--- Start Working data ---

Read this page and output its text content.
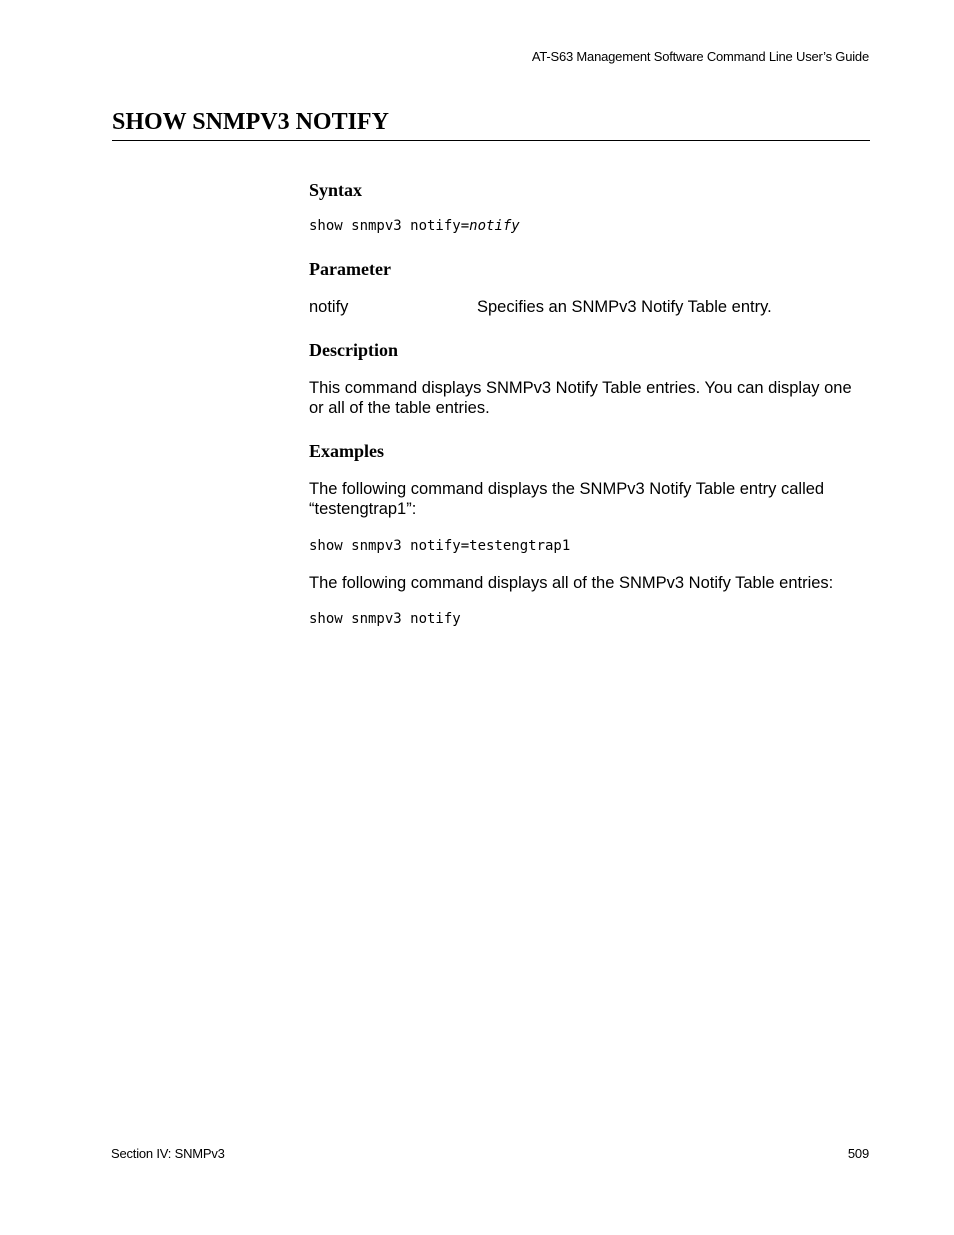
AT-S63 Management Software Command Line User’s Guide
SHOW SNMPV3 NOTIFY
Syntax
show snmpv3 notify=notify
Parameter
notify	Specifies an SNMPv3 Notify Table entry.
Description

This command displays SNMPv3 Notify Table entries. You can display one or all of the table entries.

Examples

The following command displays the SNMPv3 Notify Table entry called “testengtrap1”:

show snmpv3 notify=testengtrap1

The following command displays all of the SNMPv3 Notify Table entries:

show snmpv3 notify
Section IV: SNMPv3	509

--- End Working data ---
--- Start Working data ---

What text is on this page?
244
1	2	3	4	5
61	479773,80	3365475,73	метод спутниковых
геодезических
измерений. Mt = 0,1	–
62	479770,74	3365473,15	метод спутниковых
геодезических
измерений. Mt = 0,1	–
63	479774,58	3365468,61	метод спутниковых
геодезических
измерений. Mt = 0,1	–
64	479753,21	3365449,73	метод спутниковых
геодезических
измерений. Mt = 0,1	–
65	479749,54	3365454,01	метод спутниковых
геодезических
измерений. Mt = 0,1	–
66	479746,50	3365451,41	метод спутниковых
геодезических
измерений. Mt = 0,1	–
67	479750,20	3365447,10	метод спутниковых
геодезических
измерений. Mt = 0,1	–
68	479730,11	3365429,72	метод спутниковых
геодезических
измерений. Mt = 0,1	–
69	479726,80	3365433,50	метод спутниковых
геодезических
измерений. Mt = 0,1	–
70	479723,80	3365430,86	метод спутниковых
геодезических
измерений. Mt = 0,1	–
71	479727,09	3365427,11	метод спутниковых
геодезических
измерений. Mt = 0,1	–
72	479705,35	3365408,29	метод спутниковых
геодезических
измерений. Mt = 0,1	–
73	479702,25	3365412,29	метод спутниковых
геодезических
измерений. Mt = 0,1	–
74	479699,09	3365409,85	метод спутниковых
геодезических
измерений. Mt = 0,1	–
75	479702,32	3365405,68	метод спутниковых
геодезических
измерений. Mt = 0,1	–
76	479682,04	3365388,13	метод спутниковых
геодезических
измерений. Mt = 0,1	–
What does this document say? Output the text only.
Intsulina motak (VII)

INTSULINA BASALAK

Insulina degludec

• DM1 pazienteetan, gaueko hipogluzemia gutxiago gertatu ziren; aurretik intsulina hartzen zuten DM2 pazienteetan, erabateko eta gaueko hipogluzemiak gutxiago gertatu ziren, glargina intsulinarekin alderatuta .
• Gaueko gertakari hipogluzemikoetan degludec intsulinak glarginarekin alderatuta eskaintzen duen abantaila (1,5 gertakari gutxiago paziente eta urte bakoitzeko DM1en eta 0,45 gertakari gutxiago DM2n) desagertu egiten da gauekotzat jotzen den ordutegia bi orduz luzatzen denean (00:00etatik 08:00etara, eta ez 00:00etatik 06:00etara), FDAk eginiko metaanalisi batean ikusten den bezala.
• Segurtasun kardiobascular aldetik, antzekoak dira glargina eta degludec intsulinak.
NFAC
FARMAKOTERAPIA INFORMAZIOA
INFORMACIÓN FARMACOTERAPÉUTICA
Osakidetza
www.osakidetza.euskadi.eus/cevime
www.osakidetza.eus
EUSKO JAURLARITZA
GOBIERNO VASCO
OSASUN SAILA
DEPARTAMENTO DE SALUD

--- End Working data ---
--- Start Working data ---

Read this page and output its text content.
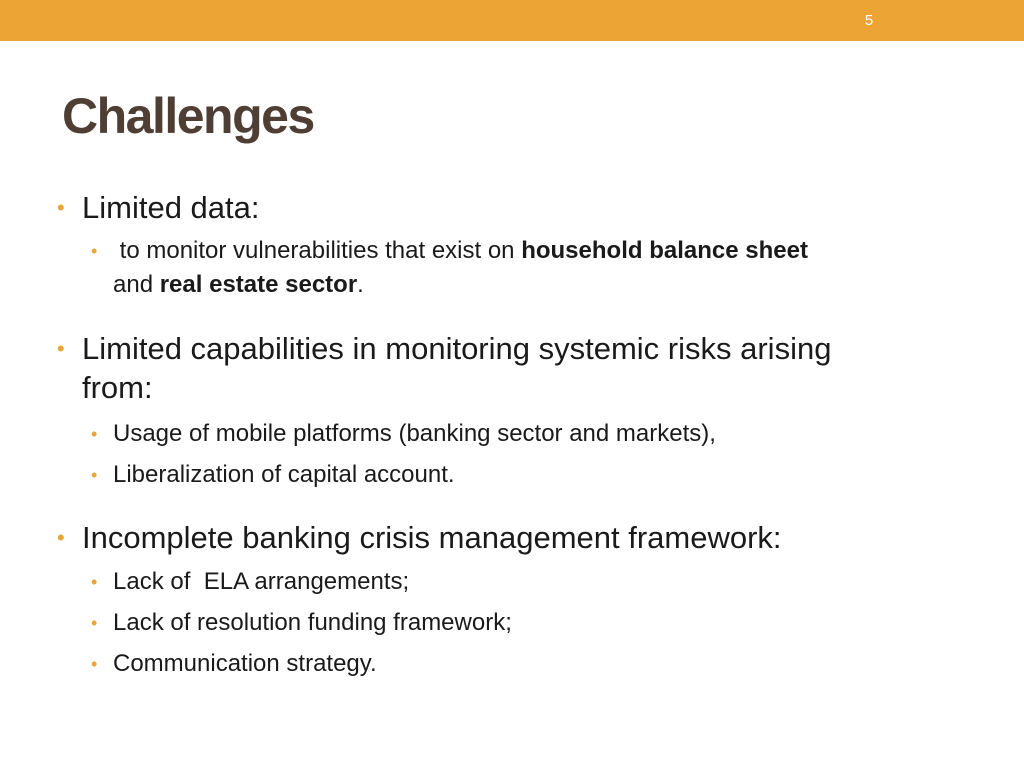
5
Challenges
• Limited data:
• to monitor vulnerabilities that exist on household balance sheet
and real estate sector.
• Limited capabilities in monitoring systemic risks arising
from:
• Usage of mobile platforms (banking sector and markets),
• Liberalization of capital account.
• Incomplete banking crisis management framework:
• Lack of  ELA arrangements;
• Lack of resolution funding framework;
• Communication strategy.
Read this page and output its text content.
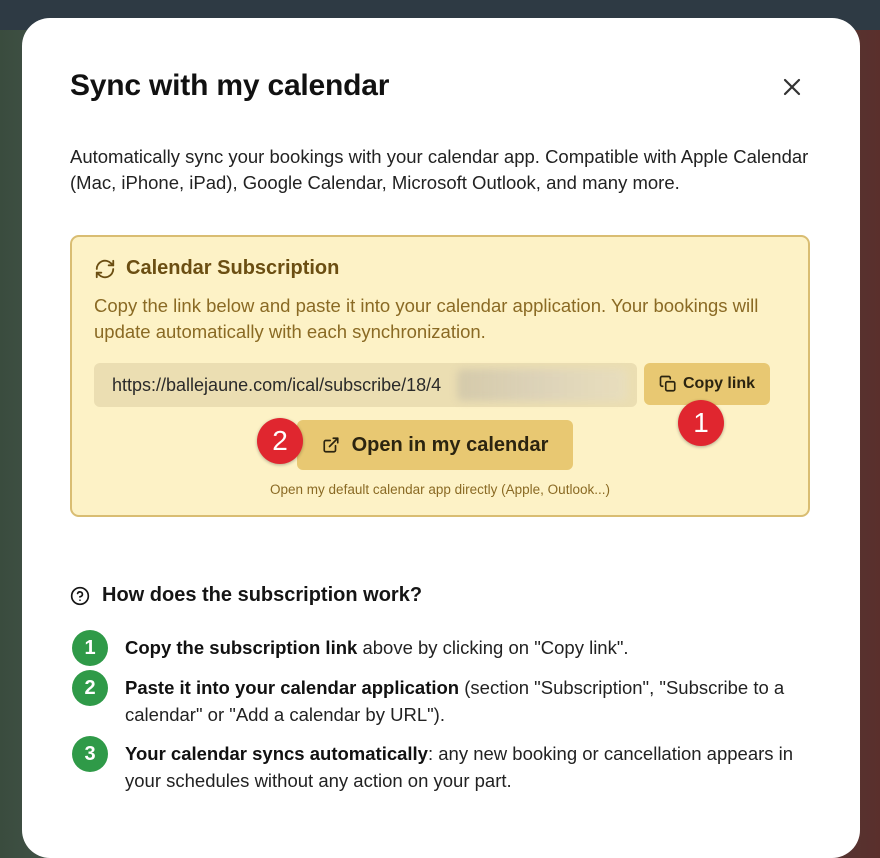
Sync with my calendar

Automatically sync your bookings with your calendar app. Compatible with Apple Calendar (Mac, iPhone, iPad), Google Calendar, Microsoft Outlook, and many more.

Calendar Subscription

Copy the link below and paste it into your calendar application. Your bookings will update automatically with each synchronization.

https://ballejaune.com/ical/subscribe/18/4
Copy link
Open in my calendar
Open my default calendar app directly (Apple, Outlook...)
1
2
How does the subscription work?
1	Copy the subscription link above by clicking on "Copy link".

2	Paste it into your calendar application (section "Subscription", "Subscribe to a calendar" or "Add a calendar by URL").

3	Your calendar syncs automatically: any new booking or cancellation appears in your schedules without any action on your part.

--- End Working data ---

● Job
From the entries above, copy every line that holds the word "Apple".

● Correct response
Automatically sync your bookings with your calendar app. Compatible with Apple Calendar (Mac, iPhone, iPad), Google Calendar, Microsoft Outlook, and many more.
Open my default calendar app directly (Apple, Outlook...)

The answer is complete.